PASSAGE FOR REVIEW.
* * * * *

Monday 30 Nov 2020 | 23:04 | SYDNEY
Monday 30 Nov 2020 | 23:04 | SYDNEY

Rudd will go to Tokyo later, and all will be well


Sam Roggeveen


25 March 2008 09:45

Malcolm Cook draws up an impressive list of of Japanese worries about the new Rudd Government to counter my argument that the Prime Minister's decision to exclude Japan from his first big overseas trip is of little consequence. I certainly agree that it is important for Australia to maintain the relationship in good order, and a Prime Ministerial visit to Japan is an important element of this maintenance. The Prime Minister evidently agrees too, since he plans to go to Japan twice this year.

The point of disagreement between Malcolm and myself, then, hangs on the order of the PM's overseas visits. Malcolm places much more importance than I on the fact that Rudd is not going to Japan during his first big overseas tour, starting later this week. But the order could only matter if the Japanese are inordinately sensitive to perceived offence, or if the relationship was in need of urgent repair of the kind that can only be done by Prime Ministers. I think the latter is untrue, even based on the list Malcolm provides. As for the former, wouldn't  a stand-alone Rudd visit later this year confer higher status on the relationship than inserting Tokyo into a larger itinerary?

As a point of comparison, it's also worth considering how the US has reacted to the election of Kevin Rudd. Given the Rudd Government is committed to withdrawing from Iraq, won't sell uranium to India and has left the US more isolated on its climate change policy, the Bush Administration has already lost far more from our change of government than Tokyo has. Yet how has Washington reacted to the change of government? With good grace, equanimity and a constructive spirit, I'd say, exemplified by Nicholas Burns' generous words when he visited the Lowy Institute in December.

Of course, Rudd is going to Washington on this trip, so you might argue the Bush Administration has less to complain about than Tokyo does. Maybe, but had Rudd decided to go to Washington (twice) later this year rather than include it on this trip, our relationship is so deep and multi-faceted that a range of other activities could have kept things going until that visit. And to a lesser degree, the same is true of Japan. If, as Malcolm argues, the Rudd Government does need to build bridges with Tokyo, there are countless ways to do so before Rudd steps on a plane.

* * * * *

BRIEF A.
Answer these from the commentary on Rudd and Tokyo:
(i) How many times this year does the Prime Minister plan to go to Japan?
(ii) Whose words when visiting the Lowy Institute in December are given as an example of Washington's reaction?
(iii) To which country will the Rudd Government not sell uranium?
BRIEF B. Reproduce the commentary on Rudd and Tokyo from "Of course, Rudd" up to and including "on a plane.".

* * * * *

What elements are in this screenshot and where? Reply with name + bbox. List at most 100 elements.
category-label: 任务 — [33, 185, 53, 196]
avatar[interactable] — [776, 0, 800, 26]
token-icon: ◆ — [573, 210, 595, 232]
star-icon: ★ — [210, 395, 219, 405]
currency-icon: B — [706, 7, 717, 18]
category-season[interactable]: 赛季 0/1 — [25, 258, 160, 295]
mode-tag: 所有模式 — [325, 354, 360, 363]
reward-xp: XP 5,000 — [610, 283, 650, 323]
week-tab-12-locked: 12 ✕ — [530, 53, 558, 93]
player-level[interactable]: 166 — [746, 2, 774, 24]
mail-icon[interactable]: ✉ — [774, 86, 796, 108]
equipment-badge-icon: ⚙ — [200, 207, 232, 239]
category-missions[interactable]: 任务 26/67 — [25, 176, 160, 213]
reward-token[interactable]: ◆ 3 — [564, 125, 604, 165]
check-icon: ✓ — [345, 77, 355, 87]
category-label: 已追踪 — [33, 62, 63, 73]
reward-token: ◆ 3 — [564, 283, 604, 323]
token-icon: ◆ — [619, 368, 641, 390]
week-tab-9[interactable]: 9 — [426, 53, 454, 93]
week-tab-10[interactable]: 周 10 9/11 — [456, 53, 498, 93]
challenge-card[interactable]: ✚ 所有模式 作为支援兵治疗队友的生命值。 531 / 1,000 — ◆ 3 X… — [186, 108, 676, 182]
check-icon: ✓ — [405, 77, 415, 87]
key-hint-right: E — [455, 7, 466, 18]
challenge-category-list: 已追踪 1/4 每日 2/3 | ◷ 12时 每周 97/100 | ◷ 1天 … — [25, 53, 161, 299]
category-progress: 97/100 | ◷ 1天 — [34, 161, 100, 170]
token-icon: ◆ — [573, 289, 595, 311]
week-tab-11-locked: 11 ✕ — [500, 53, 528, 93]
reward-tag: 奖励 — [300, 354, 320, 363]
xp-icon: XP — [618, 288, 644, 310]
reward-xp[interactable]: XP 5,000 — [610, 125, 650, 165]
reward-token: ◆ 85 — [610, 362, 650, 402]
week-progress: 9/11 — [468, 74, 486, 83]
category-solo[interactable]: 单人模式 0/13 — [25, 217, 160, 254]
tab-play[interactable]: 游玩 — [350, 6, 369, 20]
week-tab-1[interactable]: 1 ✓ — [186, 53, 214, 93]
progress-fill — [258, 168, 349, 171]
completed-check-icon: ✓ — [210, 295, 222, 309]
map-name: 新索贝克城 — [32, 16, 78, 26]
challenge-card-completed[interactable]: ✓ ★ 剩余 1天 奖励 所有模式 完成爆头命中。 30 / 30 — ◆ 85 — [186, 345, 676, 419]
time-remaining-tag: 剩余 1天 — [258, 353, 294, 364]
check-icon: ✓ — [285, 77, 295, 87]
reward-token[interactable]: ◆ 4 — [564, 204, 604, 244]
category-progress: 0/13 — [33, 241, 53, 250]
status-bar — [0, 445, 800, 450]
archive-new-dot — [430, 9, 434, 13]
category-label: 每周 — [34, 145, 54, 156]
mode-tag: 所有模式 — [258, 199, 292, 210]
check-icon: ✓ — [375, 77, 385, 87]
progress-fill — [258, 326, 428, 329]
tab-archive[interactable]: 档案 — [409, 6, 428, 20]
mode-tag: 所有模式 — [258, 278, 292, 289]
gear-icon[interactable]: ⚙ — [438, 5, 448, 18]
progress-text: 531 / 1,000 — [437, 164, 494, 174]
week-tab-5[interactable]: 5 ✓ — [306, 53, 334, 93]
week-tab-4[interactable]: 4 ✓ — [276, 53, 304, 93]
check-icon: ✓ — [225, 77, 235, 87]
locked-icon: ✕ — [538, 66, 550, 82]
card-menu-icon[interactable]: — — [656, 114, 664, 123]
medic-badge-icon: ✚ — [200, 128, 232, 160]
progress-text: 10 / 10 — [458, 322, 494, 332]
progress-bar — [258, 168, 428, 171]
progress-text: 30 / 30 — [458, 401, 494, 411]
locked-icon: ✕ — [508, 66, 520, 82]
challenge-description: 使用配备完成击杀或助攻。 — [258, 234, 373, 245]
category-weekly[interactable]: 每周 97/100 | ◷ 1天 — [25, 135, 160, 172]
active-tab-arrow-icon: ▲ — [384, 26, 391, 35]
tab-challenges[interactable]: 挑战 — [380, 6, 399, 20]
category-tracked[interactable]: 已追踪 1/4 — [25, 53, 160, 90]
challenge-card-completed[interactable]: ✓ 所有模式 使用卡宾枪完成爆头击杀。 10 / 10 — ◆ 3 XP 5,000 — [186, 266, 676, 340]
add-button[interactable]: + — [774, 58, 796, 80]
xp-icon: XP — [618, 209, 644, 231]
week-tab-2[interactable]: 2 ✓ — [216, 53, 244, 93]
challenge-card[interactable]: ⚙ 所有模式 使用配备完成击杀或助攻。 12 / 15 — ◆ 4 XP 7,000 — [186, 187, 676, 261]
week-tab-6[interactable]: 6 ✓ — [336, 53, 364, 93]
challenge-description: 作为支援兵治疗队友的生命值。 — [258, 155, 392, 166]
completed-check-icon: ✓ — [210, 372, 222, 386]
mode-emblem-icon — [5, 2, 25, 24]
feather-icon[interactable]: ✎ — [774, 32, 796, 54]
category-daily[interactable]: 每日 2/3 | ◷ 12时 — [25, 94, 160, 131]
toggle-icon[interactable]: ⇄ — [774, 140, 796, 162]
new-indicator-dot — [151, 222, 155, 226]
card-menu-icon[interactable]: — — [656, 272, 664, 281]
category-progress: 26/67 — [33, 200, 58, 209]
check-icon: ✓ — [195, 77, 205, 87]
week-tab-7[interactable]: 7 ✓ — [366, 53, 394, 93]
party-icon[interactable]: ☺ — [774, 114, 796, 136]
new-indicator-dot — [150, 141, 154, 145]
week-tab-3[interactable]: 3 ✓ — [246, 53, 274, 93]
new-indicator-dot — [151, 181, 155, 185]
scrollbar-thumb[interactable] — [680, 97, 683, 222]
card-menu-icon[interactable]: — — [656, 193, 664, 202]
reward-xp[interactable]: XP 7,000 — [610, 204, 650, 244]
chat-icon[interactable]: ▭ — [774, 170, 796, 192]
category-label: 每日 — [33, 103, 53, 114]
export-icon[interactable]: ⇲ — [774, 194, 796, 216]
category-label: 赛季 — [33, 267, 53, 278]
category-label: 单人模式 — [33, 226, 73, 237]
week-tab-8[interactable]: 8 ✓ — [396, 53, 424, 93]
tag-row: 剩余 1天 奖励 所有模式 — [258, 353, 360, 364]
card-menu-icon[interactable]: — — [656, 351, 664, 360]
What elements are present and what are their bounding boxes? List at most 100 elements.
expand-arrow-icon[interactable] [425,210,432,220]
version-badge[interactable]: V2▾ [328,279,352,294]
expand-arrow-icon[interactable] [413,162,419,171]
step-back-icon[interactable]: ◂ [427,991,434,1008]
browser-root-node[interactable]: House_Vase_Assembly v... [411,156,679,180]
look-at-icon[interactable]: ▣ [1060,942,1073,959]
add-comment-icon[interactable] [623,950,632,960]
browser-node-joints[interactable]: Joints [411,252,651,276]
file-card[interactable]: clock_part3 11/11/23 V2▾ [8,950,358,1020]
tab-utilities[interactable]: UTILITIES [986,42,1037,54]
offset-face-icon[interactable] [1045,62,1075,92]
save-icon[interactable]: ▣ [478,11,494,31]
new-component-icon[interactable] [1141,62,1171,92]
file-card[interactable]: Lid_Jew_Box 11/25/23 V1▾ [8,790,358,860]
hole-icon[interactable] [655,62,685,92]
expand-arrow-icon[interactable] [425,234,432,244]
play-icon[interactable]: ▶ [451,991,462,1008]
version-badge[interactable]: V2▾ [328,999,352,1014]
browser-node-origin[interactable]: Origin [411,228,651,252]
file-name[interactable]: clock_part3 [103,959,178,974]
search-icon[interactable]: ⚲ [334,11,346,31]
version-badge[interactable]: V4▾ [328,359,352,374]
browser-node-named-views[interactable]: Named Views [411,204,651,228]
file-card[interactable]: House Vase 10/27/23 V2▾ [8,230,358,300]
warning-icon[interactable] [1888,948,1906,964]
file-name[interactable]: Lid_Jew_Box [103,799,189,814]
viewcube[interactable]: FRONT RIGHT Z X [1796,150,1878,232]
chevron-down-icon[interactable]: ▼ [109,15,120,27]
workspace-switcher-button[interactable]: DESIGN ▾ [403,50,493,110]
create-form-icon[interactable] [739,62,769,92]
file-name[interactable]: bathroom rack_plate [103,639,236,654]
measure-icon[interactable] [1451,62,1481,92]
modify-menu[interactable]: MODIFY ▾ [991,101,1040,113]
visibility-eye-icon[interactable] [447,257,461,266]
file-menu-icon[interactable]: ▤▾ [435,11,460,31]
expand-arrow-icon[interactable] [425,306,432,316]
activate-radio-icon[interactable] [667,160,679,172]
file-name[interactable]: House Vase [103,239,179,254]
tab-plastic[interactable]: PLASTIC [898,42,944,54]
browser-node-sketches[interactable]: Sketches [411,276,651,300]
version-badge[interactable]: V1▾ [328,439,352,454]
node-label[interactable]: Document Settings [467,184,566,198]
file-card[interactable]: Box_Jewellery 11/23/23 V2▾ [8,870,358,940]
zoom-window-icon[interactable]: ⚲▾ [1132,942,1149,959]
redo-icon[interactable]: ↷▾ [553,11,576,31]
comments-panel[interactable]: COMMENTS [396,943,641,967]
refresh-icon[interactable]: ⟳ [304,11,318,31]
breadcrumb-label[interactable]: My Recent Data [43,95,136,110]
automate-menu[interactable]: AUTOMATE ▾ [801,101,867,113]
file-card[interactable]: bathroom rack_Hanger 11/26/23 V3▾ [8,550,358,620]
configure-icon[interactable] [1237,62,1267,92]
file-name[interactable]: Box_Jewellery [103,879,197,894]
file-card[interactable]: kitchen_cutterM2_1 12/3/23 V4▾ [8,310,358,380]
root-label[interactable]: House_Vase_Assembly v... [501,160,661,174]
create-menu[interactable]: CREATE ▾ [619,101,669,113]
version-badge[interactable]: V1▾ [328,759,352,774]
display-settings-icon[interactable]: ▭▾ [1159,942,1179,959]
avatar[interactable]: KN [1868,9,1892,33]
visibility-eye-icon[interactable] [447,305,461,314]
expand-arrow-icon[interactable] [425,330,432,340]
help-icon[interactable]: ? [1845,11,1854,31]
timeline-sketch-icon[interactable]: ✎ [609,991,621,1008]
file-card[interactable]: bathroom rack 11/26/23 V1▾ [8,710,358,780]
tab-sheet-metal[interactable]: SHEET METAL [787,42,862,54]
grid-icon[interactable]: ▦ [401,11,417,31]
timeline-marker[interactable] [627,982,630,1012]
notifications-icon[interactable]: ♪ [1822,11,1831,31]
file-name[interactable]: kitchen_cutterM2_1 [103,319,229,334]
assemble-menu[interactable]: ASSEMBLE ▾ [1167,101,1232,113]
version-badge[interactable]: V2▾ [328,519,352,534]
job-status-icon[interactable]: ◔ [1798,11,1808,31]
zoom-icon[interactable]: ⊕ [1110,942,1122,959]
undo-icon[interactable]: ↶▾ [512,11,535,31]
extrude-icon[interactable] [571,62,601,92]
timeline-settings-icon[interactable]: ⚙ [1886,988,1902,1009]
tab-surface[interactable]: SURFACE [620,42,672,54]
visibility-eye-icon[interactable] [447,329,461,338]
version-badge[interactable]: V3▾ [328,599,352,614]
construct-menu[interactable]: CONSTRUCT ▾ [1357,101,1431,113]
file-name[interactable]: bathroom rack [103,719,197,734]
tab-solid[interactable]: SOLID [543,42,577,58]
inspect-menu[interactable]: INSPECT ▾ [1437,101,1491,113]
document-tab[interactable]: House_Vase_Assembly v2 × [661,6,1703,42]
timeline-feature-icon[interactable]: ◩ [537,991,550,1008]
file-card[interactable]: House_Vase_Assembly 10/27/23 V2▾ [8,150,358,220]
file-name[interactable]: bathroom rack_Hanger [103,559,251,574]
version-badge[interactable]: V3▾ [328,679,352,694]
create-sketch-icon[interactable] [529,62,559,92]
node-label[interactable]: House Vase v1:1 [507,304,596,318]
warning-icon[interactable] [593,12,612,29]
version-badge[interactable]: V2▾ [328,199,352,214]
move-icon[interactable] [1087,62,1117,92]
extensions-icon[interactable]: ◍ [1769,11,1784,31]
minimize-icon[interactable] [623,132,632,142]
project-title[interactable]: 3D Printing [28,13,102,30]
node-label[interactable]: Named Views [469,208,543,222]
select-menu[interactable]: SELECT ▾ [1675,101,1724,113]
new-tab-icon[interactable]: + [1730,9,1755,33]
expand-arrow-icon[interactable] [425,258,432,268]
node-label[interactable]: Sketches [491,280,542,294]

* * * * *

ANSWER BOX A.
(i) Twice
(ii) Nicholas Burns'
(iii) India

ANSWER BOX B.
Of course, Rudd is going to Washington on this trip, so you might argue the Bush Administration has less to complain about than Tokyo does. Maybe, but had Rudd decided to go to Washington (twice) later this year rather than include it on this trip, our relationship is so deep and multi-faceted that a range of other activities could have kept things going until that visit. And to a lesser degree, the same is true of Japan. If, as Malcolm argues, the Rudd Government does need to build bridges with Tokyo, there are countless ways to do so before Rudd steps on a plane.